┌──

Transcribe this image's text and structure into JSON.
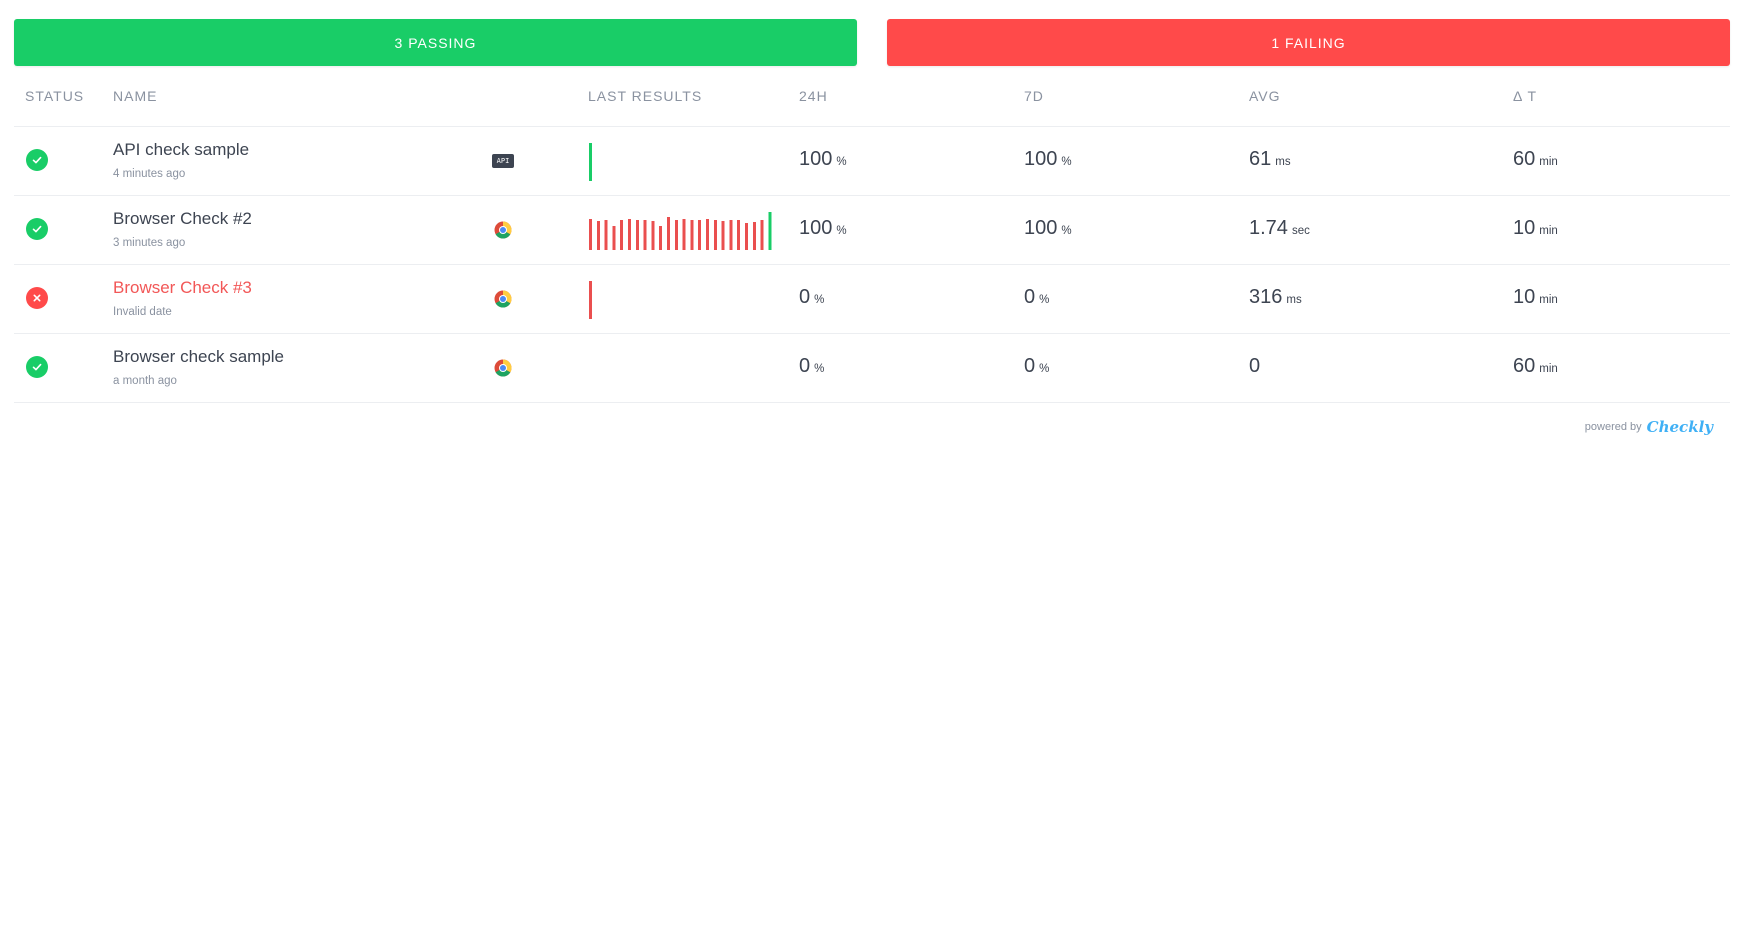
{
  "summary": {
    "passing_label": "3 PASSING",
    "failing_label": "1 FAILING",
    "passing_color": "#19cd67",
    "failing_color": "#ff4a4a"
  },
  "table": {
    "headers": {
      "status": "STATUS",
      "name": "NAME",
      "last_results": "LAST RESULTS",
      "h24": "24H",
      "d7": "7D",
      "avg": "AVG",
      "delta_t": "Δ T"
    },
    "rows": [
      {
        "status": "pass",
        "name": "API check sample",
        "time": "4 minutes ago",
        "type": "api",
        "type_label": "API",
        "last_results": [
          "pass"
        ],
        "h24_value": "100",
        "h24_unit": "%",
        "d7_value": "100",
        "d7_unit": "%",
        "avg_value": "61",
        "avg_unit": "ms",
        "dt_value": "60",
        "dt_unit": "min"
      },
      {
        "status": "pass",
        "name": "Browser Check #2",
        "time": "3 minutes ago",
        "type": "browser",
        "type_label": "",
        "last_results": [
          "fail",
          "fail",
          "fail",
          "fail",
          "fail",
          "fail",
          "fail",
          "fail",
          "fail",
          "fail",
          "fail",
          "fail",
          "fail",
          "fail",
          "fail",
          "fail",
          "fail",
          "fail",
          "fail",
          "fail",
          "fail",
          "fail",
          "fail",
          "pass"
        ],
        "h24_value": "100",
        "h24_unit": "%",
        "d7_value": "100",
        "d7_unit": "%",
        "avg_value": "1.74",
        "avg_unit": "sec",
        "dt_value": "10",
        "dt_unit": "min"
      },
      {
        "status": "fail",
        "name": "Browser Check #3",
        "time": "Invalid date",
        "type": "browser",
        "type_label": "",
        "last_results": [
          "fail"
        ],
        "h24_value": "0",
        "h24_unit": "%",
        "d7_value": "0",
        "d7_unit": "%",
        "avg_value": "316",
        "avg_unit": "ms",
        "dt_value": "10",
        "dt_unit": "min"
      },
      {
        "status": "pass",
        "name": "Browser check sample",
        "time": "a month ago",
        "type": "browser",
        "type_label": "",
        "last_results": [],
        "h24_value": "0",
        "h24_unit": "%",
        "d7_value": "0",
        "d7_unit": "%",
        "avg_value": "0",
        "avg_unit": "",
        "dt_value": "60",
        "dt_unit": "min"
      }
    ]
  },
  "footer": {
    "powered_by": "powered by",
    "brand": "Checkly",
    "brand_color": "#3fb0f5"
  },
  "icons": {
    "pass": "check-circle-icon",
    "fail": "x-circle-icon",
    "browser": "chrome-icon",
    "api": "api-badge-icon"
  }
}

└──
┌──

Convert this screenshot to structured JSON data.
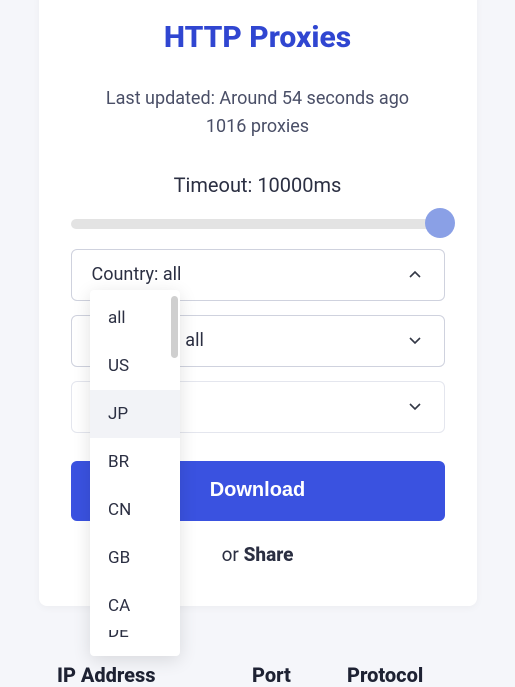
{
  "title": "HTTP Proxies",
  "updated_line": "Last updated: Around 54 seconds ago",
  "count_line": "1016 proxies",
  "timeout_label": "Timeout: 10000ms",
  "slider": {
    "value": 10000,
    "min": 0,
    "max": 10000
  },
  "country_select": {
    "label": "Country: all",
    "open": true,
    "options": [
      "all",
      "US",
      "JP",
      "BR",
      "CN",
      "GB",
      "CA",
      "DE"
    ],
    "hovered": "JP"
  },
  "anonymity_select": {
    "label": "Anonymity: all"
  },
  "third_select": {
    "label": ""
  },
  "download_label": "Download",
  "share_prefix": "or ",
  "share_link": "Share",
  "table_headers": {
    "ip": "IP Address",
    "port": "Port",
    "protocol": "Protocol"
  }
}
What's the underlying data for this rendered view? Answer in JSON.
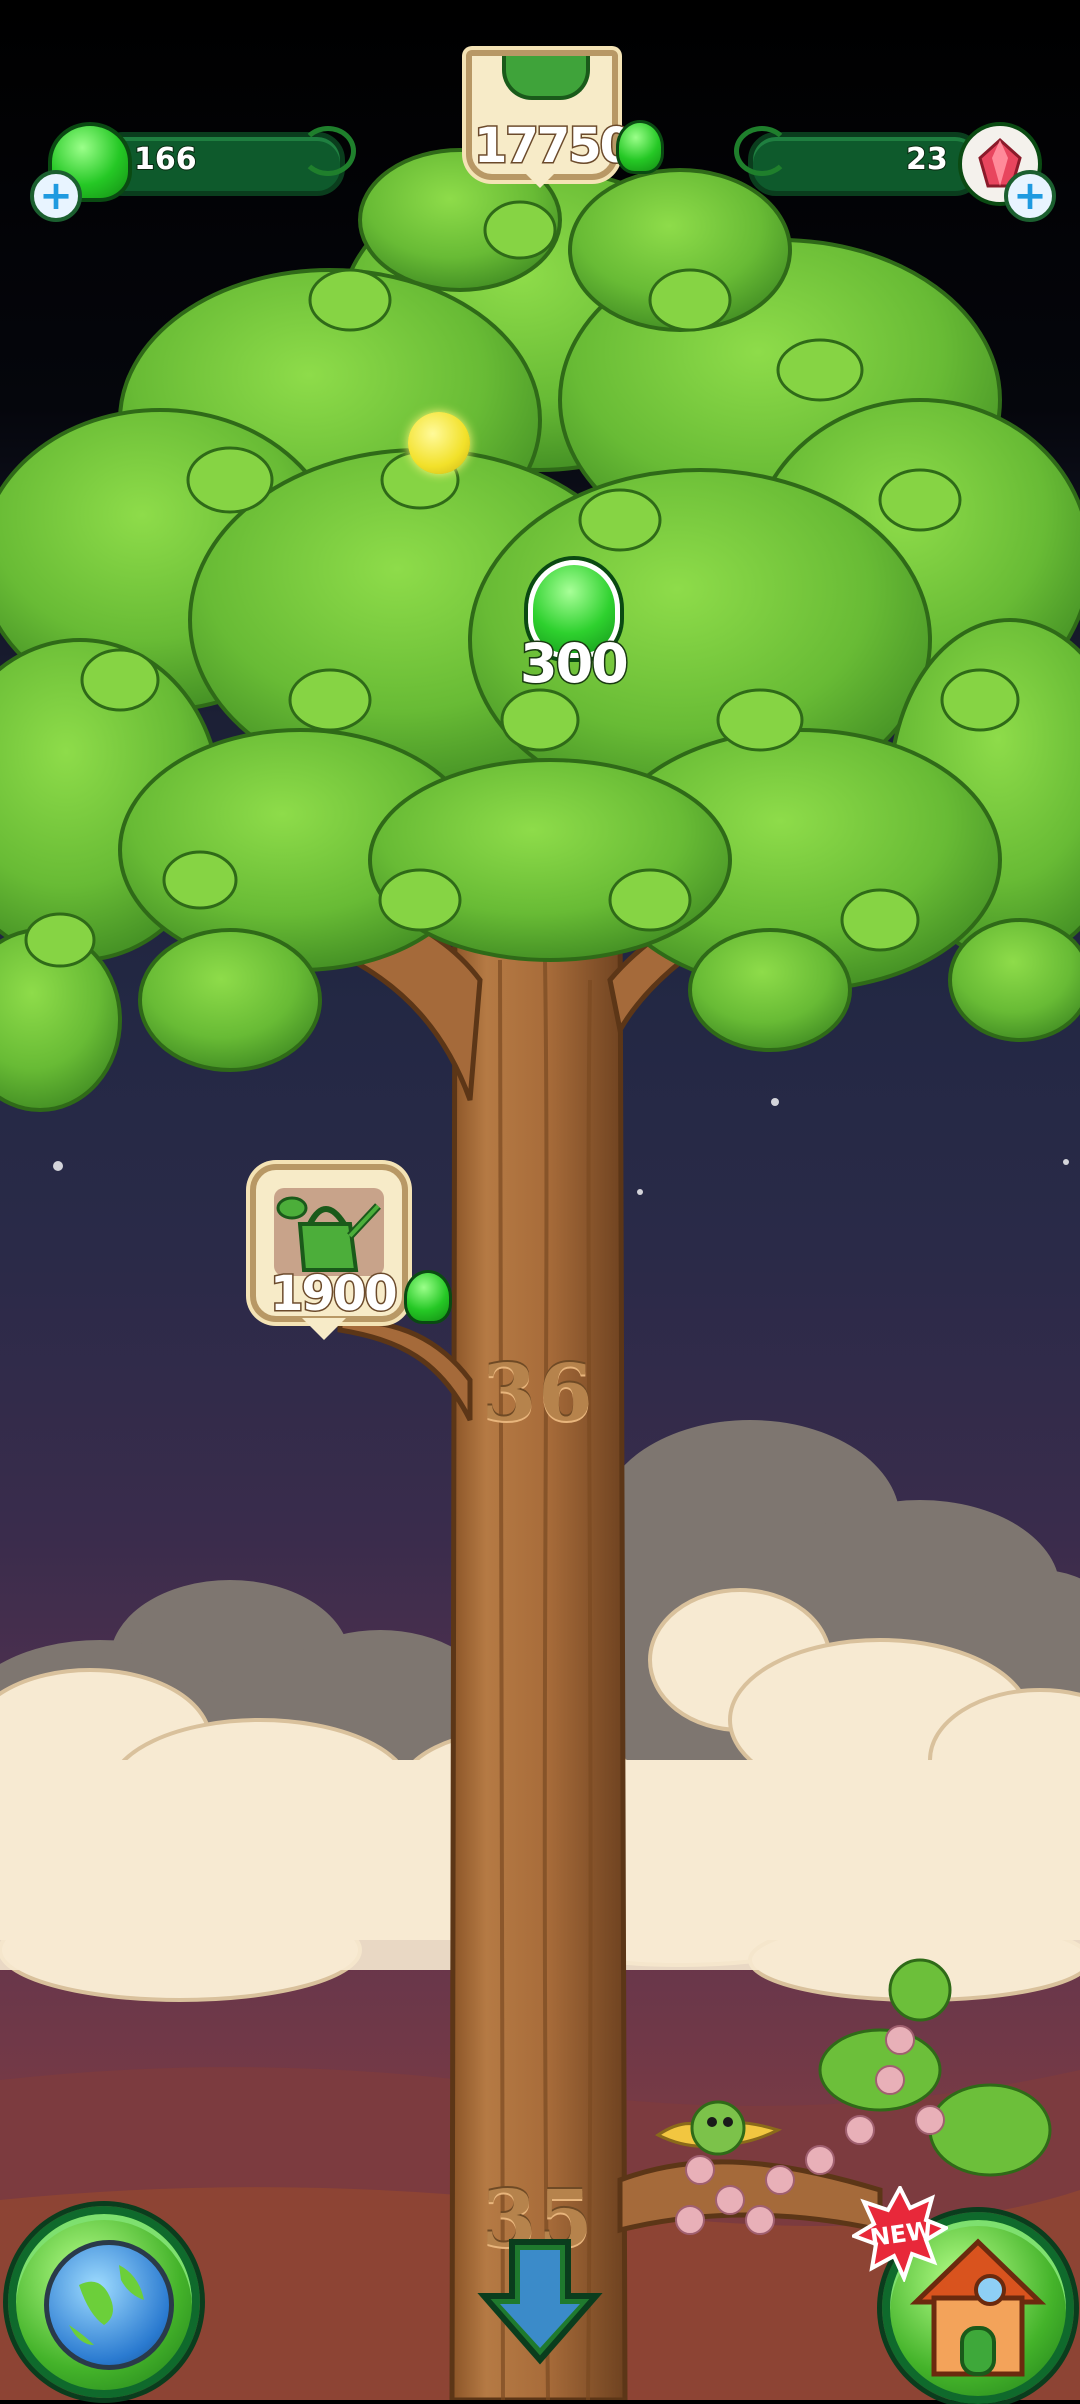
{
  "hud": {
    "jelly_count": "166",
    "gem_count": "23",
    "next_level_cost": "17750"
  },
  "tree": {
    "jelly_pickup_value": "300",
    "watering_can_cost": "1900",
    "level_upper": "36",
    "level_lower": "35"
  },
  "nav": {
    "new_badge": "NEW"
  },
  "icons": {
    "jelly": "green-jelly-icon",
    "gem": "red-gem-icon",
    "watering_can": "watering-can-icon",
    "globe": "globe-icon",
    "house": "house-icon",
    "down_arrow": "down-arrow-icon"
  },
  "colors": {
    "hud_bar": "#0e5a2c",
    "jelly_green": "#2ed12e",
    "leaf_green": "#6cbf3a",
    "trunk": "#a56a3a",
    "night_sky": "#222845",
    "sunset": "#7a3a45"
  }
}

└──
┌──

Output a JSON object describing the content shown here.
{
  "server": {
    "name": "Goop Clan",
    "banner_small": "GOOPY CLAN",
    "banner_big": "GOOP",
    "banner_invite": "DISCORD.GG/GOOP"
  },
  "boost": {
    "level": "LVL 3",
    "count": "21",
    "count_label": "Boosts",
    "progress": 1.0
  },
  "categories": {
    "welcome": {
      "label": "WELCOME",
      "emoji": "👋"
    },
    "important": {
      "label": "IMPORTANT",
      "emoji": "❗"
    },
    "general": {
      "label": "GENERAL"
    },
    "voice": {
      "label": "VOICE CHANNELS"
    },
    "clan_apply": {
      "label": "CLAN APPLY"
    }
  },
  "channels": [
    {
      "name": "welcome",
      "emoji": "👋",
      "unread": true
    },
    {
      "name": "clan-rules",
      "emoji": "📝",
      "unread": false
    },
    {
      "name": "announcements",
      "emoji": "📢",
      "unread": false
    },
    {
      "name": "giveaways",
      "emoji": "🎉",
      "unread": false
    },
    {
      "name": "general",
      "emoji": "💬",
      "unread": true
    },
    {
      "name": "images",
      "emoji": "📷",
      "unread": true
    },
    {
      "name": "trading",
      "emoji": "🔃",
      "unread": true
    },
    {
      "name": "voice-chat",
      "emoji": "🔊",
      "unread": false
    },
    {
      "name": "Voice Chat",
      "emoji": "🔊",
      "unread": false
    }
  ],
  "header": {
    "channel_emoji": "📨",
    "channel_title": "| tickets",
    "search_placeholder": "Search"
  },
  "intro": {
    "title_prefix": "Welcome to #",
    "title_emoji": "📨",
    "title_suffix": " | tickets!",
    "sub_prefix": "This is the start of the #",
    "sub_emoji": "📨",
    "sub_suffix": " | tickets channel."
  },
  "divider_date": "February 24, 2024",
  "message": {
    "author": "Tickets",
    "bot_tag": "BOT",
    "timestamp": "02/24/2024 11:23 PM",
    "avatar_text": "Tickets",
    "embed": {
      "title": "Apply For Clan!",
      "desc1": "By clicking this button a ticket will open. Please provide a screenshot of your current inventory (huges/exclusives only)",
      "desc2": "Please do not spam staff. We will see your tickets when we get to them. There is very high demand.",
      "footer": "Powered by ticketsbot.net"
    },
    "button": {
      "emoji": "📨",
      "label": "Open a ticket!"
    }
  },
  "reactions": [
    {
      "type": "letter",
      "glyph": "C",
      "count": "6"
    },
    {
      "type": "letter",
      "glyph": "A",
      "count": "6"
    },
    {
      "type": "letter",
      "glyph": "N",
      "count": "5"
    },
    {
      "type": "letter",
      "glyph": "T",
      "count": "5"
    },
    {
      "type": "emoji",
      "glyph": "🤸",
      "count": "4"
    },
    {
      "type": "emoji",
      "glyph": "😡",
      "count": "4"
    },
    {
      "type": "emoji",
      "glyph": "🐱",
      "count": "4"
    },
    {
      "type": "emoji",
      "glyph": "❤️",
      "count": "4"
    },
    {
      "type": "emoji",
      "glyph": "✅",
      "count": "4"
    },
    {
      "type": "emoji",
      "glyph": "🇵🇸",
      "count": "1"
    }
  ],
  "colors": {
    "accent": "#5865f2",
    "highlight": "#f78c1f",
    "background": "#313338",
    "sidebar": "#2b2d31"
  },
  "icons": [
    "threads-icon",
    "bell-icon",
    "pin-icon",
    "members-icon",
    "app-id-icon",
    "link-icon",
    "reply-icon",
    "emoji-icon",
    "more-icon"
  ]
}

└──

WHAT THE TASK ASKS → Establish how many lines of the records contain the string "data" and state that number without elaboration.

RIGHT ANSWER → 2